[Raw records]
····················
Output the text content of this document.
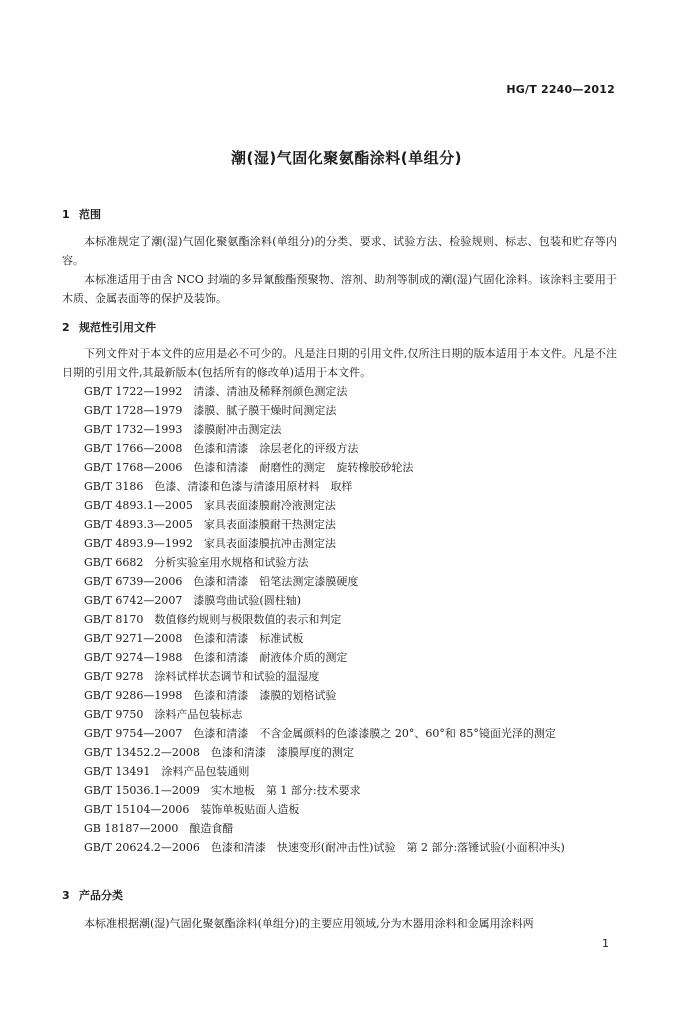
HG/T 2240—2012
潮(湿)气固化聚氨酯涂料(单组分)
1 范围
本标准规定了潮(湿)气固化聚氨酯涂料(单组分)的分类、要求、试验方法、检验规则、标志、包装和贮存等内容。
本标准适用于由含 NCO 封端的多异氰酸酯预聚物、溶剂、助剂等制成的潮(湿)气固化涂料。该涂料主要用于木质、金属表面等的保护及装饰。
2 规范性引用文件
下列文件对于本文件的应用是必不可少的。凡是注日期的引用文件,仅所注日期的版本适用于本文件。凡是不注日期的引用文件,其最新版本(包括所有的修改单)适用于本文件。
GB/T 1722—1992　清漆、清油及稀释剂颜色测定法
GB/T 1728—1979　漆膜、腻子膜干燥时间测定法
GB/T 1732—1993　漆膜耐冲击测定法
GB/T 1766—2008　色漆和清漆　涂层老化的评级方法
GB/T 1768—2006　色漆和清漆　耐磨性的测定　旋转橡胶砂轮法
GB/T 3186　色漆、清漆和色漆与清漆用原材料　取样
GB/T 4893.1—2005　家具表面漆膜耐冷液测定法
GB/T 4893.3—2005　家具表面漆膜耐干热测定法
GB/T 4893.9—1992　家具表面漆膜抗冲击测定法
GB/T 6682　分析实验室用水规格和试验方法
GB/T 6739—2006　色漆和清漆　铅笔法测定漆膜硬度
GB/T 6742—2007　漆膜弯曲试验(圆柱轴)
GB/T 8170　数值修约规则与极限数值的表示和判定
GB/T 9271—2008　色漆和清漆　标准试板
GB/T 9274—1988　色漆和清漆　耐液体介质的测定
GB/T 9278　涂料试样状态调节和试验的温湿度
GB/T 9286—1998　色漆和清漆　漆膜的划格试验
GB/T 9750　涂料产品包装标志
GB/T 9754—2007　色漆和清漆　不含金属颜料的色漆漆膜之 20°、60°和 85°镜面光泽的测定
GB/T 13452.2—2008　色漆和清漆　漆膜厚度的测定
GB/T 13491　涂料产品包装通则
GB/T 15036.1—2009　实木地板　第 1 部分:技术要求
GB/T 15104—2006　装饰单板贴面人造板
GB 18187—2000　酿造食醋
GB/T 20624.2—2006　色漆和清漆　快速变形(耐冲击性)试验　第 2 部分:落锤试验(小面积冲头)
3 产品分类
本标准根据潮(湿)气固化聚氨酯涂料(单组分)的主要应用领域,分为木器用涂料和金属用涂料两
1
····················
* _TASK TO COMPLETE_
The pictures in the entries should be left out; output everything else exactly.

* _RESPONSE TO THIS TASK_
Output the text content of this document.
HG/T 2240—2012
潮(湿)气固化聚氨酯涂料(单组分)
1 范围
本标准规定了潮(湿)气固化聚氨酯涂料(单组分)的分类、要求、试验方法、检验规则、标志、包装和贮存等内容。
本标准适用于由含 NCO 封端的多异氰酸酯预聚物、溶剂、助剂等制成的潮(湿)气固化涂料。该涂料主要用于木质、金属表面等的保护及装饰。
2 规范性引用文件
下列文件对于本文件的应用是必不可少的。凡是注日期的引用文件,仅所注日期的版本适用于本文件。凡是不注日期的引用文件,其最新版本(包括所有的修改单)适用于本文件。
GB/T 1722—1992　清漆、清油及稀释剂颜色测定法
GB/T 1728—1979　漆膜、腻子膜干燥时间测定法
GB/T 1732—1993　漆膜耐冲击测定法
GB/T 1766—2008　色漆和清漆　涂层老化的评级方法
GB/T 1768—2006　色漆和清漆　耐磨性的测定　旋转橡胶砂轮法
GB/T 3186　色漆、清漆和色漆与清漆用原材料　取样
GB/T 4893.1—2005　家具表面漆膜耐冷液测定法
GB/T 4893.3—2005　家具表面漆膜耐干热测定法
GB/T 4893.9—1992　家具表面漆膜抗冲击测定法
GB/T 6682　分析实验室用水规格和试验方法
GB/T 6739—2006　色漆和清漆　铅笔法测定漆膜硬度
GB/T 6742—2007　漆膜弯曲试验(圆柱轴)
GB/T 8170　数值修约规则与极限数值的表示和判定
GB/T 9271—2008　色漆和清漆　标准试板
GB/T 9274—1988　色漆和清漆　耐液体介质的测定
GB/T 9278　涂料试样状态调节和试验的温湿度
GB/T 9286—1998　色漆和清漆　漆膜的划格试验
GB/T 9750　涂料产品包装标志
GB/T 9754—2007　色漆和清漆　不含金属颜料的色漆漆膜之 20°、60°和 85°镜面光泽的测定
GB/T 13452.2—2008　色漆和清漆　漆膜厚度的测定
GB/T 13491　涂料产品包装通则
GB/T 15036.1—2009　实木地板　第 1 部分:技术要求
GB/T 15104—2006　装饰单板贴面人造板
GB 18187—2000　酿造食醋
GB/T 20624.2—2006　色漆和清漆　快速变形(耐冲击性)试验　第 2 部分:落锤试验(小面积冲头)
3 产品分类
本标准根据潮(湿)气固化聚氨酯涂料(单组分)的主要应用领域,分为木器用涂料和金属用涂料两
1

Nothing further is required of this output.